Copy the listing below line for line, with no changes.

DATA FOR PROCESSING:
-- START --

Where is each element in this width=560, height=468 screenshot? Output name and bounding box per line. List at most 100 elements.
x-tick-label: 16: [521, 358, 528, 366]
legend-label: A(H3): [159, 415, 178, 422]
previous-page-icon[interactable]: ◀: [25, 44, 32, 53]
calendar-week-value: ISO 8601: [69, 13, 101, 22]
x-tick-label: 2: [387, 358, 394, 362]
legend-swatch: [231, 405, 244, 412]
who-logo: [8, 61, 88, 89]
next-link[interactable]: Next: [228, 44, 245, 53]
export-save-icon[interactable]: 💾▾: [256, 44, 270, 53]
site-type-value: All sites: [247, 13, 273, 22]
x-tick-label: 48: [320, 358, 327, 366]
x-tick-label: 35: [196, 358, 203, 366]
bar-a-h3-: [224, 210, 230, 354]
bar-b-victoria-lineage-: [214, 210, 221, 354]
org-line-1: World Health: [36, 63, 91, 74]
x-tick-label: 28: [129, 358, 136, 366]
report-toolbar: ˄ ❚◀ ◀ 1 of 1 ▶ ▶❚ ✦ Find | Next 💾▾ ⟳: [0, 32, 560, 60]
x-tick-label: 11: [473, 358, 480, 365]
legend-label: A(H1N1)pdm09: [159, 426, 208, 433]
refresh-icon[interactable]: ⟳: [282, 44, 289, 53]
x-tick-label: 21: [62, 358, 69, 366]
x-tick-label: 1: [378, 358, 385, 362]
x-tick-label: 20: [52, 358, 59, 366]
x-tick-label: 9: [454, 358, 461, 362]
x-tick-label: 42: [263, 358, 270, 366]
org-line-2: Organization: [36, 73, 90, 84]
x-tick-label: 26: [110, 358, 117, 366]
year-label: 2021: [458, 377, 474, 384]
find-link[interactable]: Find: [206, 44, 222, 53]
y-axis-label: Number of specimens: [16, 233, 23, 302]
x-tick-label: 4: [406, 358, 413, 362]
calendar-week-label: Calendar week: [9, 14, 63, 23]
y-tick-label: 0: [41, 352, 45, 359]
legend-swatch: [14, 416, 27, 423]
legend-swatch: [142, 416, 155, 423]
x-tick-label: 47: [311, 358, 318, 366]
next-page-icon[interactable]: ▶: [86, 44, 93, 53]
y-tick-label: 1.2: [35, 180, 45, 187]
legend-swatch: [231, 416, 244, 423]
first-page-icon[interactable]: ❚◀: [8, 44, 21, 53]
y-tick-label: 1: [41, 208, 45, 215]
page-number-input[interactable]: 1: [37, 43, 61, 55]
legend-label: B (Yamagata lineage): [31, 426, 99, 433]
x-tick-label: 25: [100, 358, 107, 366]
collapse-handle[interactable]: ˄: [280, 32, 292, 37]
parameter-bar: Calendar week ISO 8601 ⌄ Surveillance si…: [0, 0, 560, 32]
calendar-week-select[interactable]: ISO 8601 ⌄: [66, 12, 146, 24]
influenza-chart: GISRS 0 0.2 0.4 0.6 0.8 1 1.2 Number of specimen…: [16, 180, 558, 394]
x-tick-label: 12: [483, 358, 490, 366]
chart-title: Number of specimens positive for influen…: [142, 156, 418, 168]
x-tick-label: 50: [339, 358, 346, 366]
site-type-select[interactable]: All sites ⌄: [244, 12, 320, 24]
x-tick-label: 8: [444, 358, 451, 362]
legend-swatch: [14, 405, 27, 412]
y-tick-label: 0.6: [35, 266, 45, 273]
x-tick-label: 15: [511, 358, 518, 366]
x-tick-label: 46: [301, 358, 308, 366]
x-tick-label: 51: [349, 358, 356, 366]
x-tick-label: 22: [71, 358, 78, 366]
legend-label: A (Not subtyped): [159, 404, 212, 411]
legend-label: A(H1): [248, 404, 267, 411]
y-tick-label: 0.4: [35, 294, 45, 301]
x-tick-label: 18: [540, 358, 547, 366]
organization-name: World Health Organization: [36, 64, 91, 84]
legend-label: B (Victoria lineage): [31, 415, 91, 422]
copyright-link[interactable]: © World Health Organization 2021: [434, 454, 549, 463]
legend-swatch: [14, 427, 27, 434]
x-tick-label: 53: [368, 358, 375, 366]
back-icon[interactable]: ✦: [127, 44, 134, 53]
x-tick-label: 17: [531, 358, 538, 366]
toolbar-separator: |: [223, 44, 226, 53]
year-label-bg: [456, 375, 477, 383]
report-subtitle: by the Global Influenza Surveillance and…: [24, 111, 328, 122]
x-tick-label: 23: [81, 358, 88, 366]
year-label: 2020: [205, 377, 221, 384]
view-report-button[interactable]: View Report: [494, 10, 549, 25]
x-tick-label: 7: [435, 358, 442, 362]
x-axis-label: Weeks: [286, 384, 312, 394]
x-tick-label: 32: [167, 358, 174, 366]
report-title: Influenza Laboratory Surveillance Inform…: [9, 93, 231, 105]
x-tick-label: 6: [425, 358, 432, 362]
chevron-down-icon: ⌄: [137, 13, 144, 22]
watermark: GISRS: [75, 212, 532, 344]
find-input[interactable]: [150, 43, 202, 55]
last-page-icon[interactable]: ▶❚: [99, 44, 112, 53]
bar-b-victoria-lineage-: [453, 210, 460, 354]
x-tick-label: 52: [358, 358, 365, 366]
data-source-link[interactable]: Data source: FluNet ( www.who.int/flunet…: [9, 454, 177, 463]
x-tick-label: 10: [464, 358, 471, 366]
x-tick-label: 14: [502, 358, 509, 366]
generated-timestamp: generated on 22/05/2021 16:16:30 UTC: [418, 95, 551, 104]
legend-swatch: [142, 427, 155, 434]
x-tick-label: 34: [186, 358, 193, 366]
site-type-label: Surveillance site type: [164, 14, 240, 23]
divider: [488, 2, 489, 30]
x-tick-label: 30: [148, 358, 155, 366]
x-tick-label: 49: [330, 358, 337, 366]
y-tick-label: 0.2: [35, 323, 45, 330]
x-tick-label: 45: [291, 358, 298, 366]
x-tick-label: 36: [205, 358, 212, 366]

-- END --

RESPONSE TO THE EXERCISE:
Where is each element in this width=560, height=468 screenshot? Output name and bounding box per line. List at most 100 elements.
x-tick-label: 16: [521, 358, 528, 366]
legend-label: A(H3): [159, 415, 178, 422]
previous-page-icon[interactable]: ◀: [25, 44, 32, 53]
calendar-week-value: ISO 8601: [69, 13, 101, 22]
x-tick-label: 2: [387, 358, 394, 362]
legend-swatch: [231, 405, 244, 412]
who-logo: [8, 61, 88, 89]
next-link[interactable]: Next: [228, 44, 245, 53]
export-save-icon[interactable]: 💾▾: [256, 44, 270, 53]
site-type-value: All sites: [247, 13, 273, 22]
x-tick-label: 48: [320, 358, 327, 366]
x-tick-label: 35: [196, 358, 203, 366]
bar-a-h3-: [224, 210, 230, 354]
bar-b-victoria-lineage-: [214, 210, 221, 354]
org-line-1: World Health: [36, 63, 91, 74]
x-tick-label: 28: [129, 358, 136, 366]
report-toolbar: ˄ ❚◀ ◀ 1 of 1 ▶ ▶❚ ✦ Find | Next 💾▾ ⟳: [0, 32, 560, 60]
x-tick-label: 11: [473, 358, 480, 365]
legend-label: A(H1N1)pdm09: [159, 426, 208, 433]
refresh-icon[interactable]: ⟳: [282, 44, 289, 53]
x-tick-label: 21: [62, 358, 69, 366]
x-tick-label: 1: [378, 358, 385, 362]
x-tick-label: 20: [52, 358, 59, 366]
x-tick-label: 9: [454, 358, 461, 362]
x-tick-label: 42: [263, 358, 270, 366]
org-line-2: Organization: [36, 73, 90, 84]
x-tick-label: 26: [110, 358, 117, 366]
year-label: 2021: [458, 377, 474, 384]
find-link[interactable]: Find: [206, 44, 222, 53]
y-axis-label: Number of specimens: [16, 233, 23, 302]
x-tick-label: 4: [406, 358, 413, 362]
calendar-week-label: Calendar week: [9, 14, 63, 23]
y-tick-label: 0: [41, 352, 45, 359]
legend-swatch: [14, 416, 27, 423]
legend-swatch: [142, 416, 155, 423]
x-tick-label: 47: [311, 358, 318, 366]
next-page-icon[interactable]: ▶: [86, 44, 93, 53]
y-tick-label: 1.2: [35, 180, 45, 187]
legend-swatch: [231, 416, 244, 423]
first-page-icon[interactable]: ❚◀: [8, 44, 21, 53]
y-tick-label: 1: [41, 208, 45, 215]
page-number-input[interactable]: 1: [37, 43, 61, 55]
legend-label: B (Yamagata lineage): [31, 426, 99, 433]
x-tick-label: 25: [100, 358, 107, 366]
collapse-handle[interactable]: ˄: [280, 32, 292, 37]
parameter-bar: Calendar week ISO 8601 ⌄ Surveillance si…: [0, 0, 560, 32]
calendar-week-select[interactable]: ISO 8601 ⌄: [66, 12, 146, 24]
influenza-chart: GISRS 0 0.2 0.4 0.6 0.8 1 1.2 Number of specimen…: [16, 180, 558, 394]
x-tick-label: 12: [483, 358, 490, 366]
chart-title: Number of specimens positive for influen…: [142, 156, 418, 168]
x-tick-label: 50: [339, 358, 346, 366]
site-type-select[interactable]: All sites ⌄: [244, 12, 320, 24]
x-tick-label: 8: [444, 358, 451, 362]
legend-swatch: [14, 405, 27, 412]
y-tick-label: 0.6: [35, 266, 45, 273]
x-tick-label: 15: [511, 358, 518, 366]
x-tick-label: 46: [301, 358, 308, 366]
x-tick-label: 51: [349, 358, 356, 366]
x-tick-label: 22: [71, 358, 78, 366]
legend-label: A (Not subtyped): [159, 404, 212, 411]
legend-label: A(H1): [248, 404, 267, 411]
y-tick-label: 0.4: [35, 294, 45, 301]
x-tick-label: 18: [540, 358, 547, 366]
organization-name: World Health Organization: [36, 64, 91, 84]
legend-label: B (Victoria lineage): [31, 415, 91, 422]
copyright-link[interactable]: © World Health Organization 2021: [434, 454, 549, 463]
legend-swatch: [14, 427, 27, 434]
x-tick-label: 53: [368, 358, 375, 366]
back-icon[interactable]: ✦: [127, 44, 134, 53]
x-tick-label: 17: [531, 358, 538, 366]
toolbar-separator: |: [223, 44, 226, 53]
year-label-bg: [456, 375, 477, 383]
report-subtitle: by the Global Influenza Surveillance and…: [24, 111, 328, 122]
x-tick-label: 23: [81, 358, 88, 366]
year-label: 2020: [205, 377, 221, 384]
view-report-button[interactable]: View Report: [494, 10, 549, 25]
x-tick-label: 7: [435, 358, 442, 362]
x-axis-label: Weeks: [286, 384, 312, 394]
x-tick-label: 32: [167, 358, 174, 366]
report-title: Influenza Laboratory Surveillance Inform…: [9, 93, 231, 105]
x-tick-label: 6: [425, 358, 432, 362]
chevron-down-icon: ⌄: [137, 13, 144, 22]
watermark: GISRS: [75, 212, 532, 344]
find-input[interactable]: [150, 43, 202, 55]
last-page-icon[interactable]: ▶❚: [99, 44, 112, 53]
bar-b-victoria-lineage-: [453, 210, 460, 354]
x-tick-label: 52: [358, 358, 365, 366]
data-source-link[interactable]: Data source: FluNet ( www.who.int/flunet…: [9, 454, 177, 463]
x-tick-label: 10: [464, 358, 471, 366]
x-tick-label: 14: [502, 358, 509, 366]
generated-timestamp: generated on 22/05/2021 16:16:30 UTC: [418, 95, 551, 104]
legend-swatch: [142, 427, 155, 434]
x-tick-label: 34: [186, 358, 193, 366]
site-type-label: Surveillance site type: [164, 14, 240, 23]
divider: [488, 2, 489, 30]
x-tick-label: 30: [148, 358, 155, 366]
x-tick-label: 49: [330, 358, 337, 366]
y-tick-label: 0.2: [35, 323, 45, 330]
x-tick-label: 45: [291, 358, 298, 366]
x-tick-label: 36: [205, 358, 212, 366]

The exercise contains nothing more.